═══ Excerpted records

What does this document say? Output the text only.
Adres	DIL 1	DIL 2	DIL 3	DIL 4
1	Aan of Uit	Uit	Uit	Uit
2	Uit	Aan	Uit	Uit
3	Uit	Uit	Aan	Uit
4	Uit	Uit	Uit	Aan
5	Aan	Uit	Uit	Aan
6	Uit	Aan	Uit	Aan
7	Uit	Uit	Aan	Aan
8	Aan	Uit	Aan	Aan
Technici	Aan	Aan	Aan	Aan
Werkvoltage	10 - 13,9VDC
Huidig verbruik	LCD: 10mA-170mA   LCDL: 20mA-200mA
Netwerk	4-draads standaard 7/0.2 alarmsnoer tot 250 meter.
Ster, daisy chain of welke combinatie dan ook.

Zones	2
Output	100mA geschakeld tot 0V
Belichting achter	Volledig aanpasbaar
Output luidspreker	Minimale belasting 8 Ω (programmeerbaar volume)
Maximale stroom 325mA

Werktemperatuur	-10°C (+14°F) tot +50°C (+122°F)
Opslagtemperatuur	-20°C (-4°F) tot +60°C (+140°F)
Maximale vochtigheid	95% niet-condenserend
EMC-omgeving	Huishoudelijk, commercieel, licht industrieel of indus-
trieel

══════

▶ Stated exercise:
Every line of the records above needs to be given again exactly.

▶ Written answer:
What does this document say? Output the text only.
Adres	DIL 1	DIL 2	DIL 3	DIL 4
1	Aan of Uit	Uit	Uit	Uit
2	Uit	Aan	Uit	Uit
3	Uit	Uit	Aan	Uit
4	Uit	Uit	Uit	Aan
5	Aan	Uit	Uit	Aan
6	Uit	Aan	Uit	Aan
7	Uit	Uit	Aan	Aan
8	Aan	Uit	Aan	Aan
Technici	Aan	Aan	Aan	Aan
Werkvoltage	10 - 13,9VDC
Huidig verbruik	LCD: 10mA-170mA   LCDL: 20mA-200mA
Netwerk	4-draads standaard 7/0.2 alarmsnoer tot 250 meter.
Ster, daisy chain of welke combinatie dan ook.

Zones	2
Output	100mA geschakeld tot 0V
Belichting achter	Volledig aanpasbaar
Output luidspreker	Minimale belasting 8 Ω (programmeerbaar volume)
Maximale stroom 325mA

Werktemperatuur	-10°C (+14°F) tot +50°C (+122°F)
Opslagtemperatuur	-20°C (-4°F) tot +60°C (+140°F)
Maximale vochtigheid	95% niet-condenserend
EMC-omgeving	Huishoudelijk, commercieel, licht industrieel of indus-
trieel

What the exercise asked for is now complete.